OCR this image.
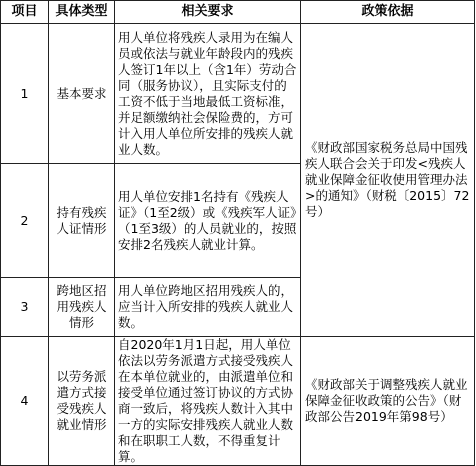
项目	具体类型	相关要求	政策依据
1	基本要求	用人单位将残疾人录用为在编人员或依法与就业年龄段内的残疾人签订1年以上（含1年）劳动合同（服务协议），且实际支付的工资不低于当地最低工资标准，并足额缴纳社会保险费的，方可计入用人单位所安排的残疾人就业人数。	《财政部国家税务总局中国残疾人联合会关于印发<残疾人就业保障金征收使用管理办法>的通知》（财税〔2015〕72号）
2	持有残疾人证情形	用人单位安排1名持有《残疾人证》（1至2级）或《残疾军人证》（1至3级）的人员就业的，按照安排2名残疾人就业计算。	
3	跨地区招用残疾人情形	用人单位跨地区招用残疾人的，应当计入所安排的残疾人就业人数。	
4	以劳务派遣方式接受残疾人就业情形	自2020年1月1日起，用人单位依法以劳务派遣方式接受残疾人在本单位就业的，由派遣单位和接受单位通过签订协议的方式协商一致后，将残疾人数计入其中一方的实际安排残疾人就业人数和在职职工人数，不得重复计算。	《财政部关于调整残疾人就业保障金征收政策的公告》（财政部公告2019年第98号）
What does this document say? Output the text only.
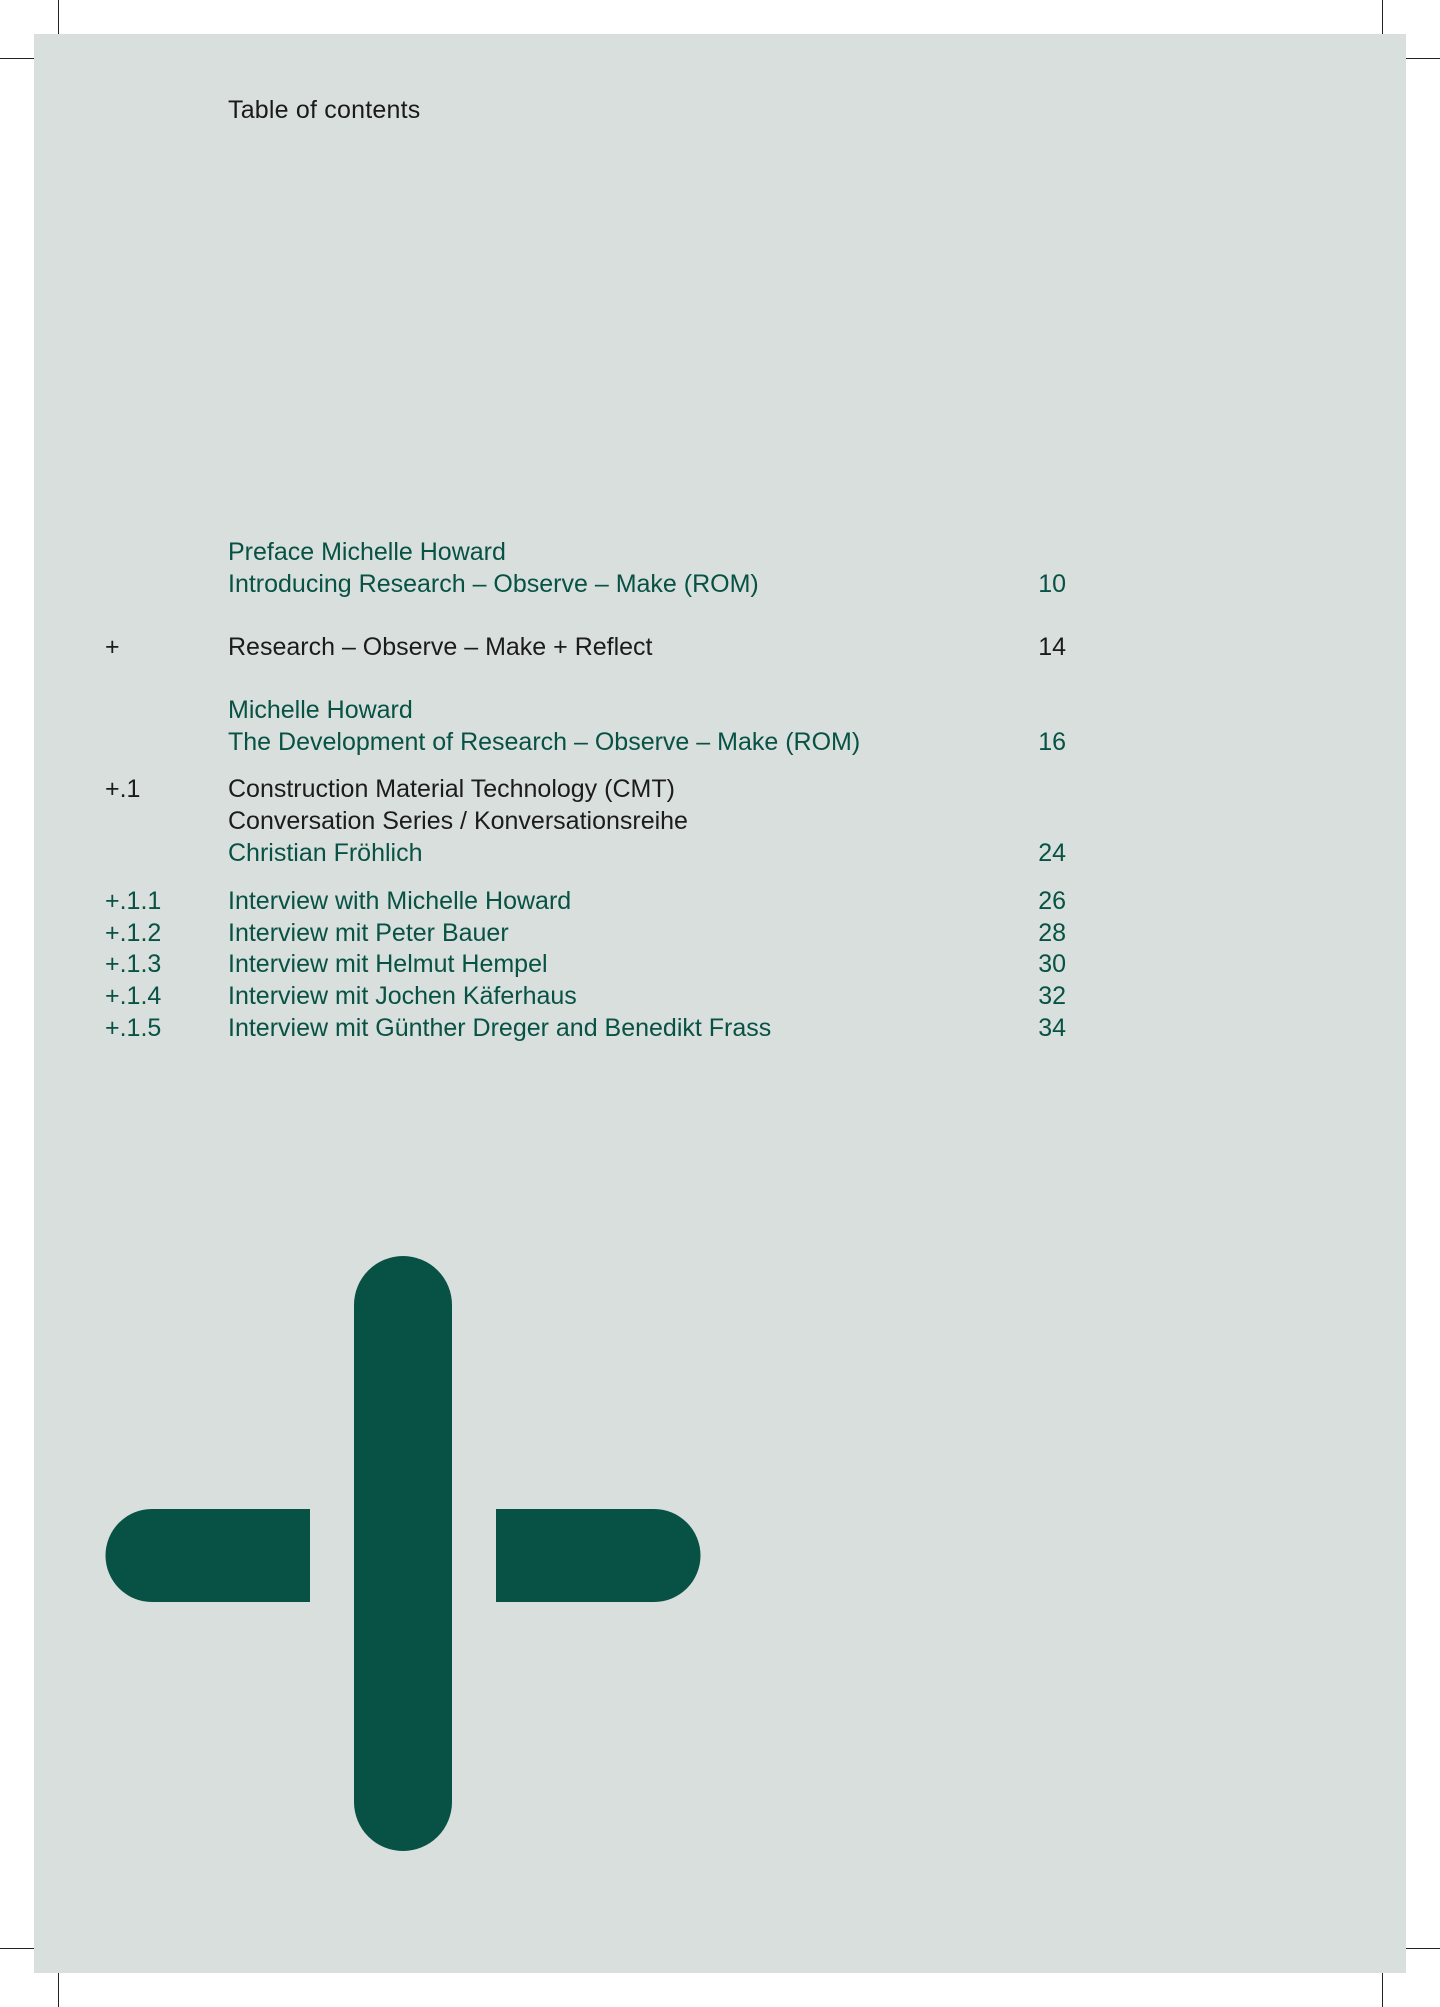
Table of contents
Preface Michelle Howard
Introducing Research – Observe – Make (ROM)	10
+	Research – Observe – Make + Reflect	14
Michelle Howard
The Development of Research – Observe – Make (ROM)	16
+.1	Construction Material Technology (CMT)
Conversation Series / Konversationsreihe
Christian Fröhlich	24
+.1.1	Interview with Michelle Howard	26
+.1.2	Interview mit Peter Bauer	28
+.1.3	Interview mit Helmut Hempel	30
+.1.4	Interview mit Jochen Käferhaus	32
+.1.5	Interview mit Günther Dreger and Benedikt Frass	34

----------

■ TASK
Pictures in the records should not appear in your copy, but everything else must be transcribed exactly.

■ RESULT OF THIS EXERCISE
OCR this image.
项目	具体类型	相关要求	政策依据
1	基本要求	用人单位将残疾人录用为在编人员或依法与就业年龄段内的残疾人签订1年以上（含1年）劳动合同（服务协议），且实际支付的工资不低于当地最低工资标准，并足额缴纳社会保险费的，方可计入用人单位所安排的残疾人就业人数。	《财政部国家税务总局中国残疾人联合会关于印发<残疾人就业保障金征收使用管理办法>的通知》（财税〔2015〕72号）
2	持有残疾人证情形	用人单位安排1名持有《残疾人证》（1至2级）或《残疾军人证》（1至3级）的人员就业的，按照安排2名残疾人就业计算。	
3	跨地区招用残疾人情形	用人单位跨地区招用残疾人的，应当计入所安排的残疾人就业人数。	
4	以劳务派遣方式接受残疾人就业情形	自2020年1月1日起，用人单位依法以劳务派遣方式接受残疾人在本单位就业的，由派遣单位和接受单位通过签订协议的方式协商一致后，将残疾人数计入其中一方的实际安排残疾人就业人数和在职职工人数，不得重复计算。	《财政部关于调整残疾人就业保障金征收政策的公告》（财政部公告2019年第98号）
What does this document say? Output the text only.
Table of contents
Preface Michelle Howard
Introducing Research – Observe – Make (ROM)	10
+	Research – Observe – Make + Reflect	14
Michelle Howard
The Development of Research – Observe – Make (ROM)	16
+.1	Construction Material Technology (CMT)
Conversation Series / Konversationsreihe
Christian Fröhlich	24
+.1.1	Interview with Michelle Howard	26
+.1.2	Interview mit Peter Bauer	28
+.1.3	Interview mit Helmut Hempel	30
+.1.4	Interview mit Jochen Käferhaus	32
+.1.5	Interview mit Günther Dreger and Benedikt Frass	34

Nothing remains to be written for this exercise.